What is being asked
Scan the listing below for the word "заведениях" and state how many lines hold it. Write nothing but the number.

Record list
○ ○ ○ ○ ○ ○ ○

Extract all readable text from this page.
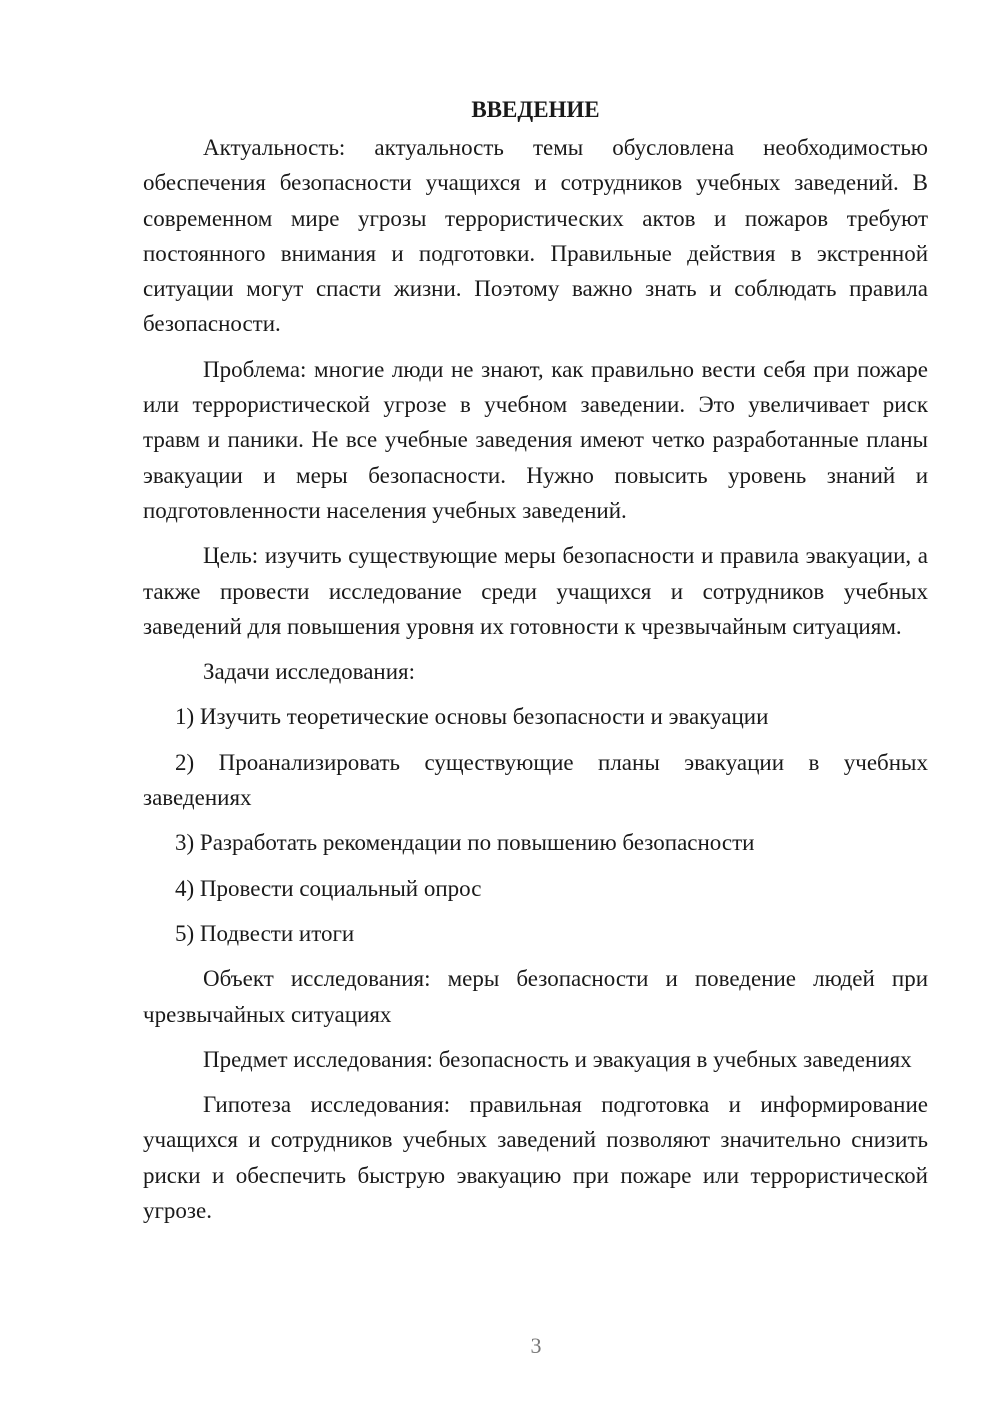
ВВЕДЕНИЕ

Актуальность: актуальность темы обусловлена необходимостью обеспечения безопасности учащихся и сотрудников учебных заведений. В современном мире угрозы террористических актов и пожаров требуют постоянного внимания и подготовки. Правильные действия в экстренной ситуации могут спасти жизни. Поэтому важно знать и соблюдать правила безопасности.

Проблема: многие люди не знают, как правильно вести себя при пожаре или террористической угрозе в учебном заведении. Это увеличивает риск травм и паники. Не все учебные заведения имеют четко разработанные планы эвакуации и меры безопасности. Нужно повысить уровень знаний и подготовленности населения учебных заведений.

Цель: изучить существующие меры безопасности и правила эвакуации, а также провести исследование среди учащихся и сотрудников учебных заведений для повышения уровня их готовности к чрезвычайным ситуациям.

Задачи исследования:

1) Изучить теоретические основы безопасности и эвакуации

2) Проанализировать существующие планы эвакуации в учебных заведениях

3) Разработать рекомендации по повышению безопасности

4) Провести социальный опрос

5) Подвести итоги

Объект исследования: меры безопасности и поведение людей при чрезвычайных ситуациях

Предмет исследования: безопасность и эвакуация в учебных заведениях

Гипотеза исследования: правильная подготовка и информирование учащихся и сотрудников учебных заведений позволяют значительно снизить риски и обеспечить быструю эвакуацию при пожаре или террористической угрозе.

3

○ ○ ○ ○ ○ ○ ○

Solution
2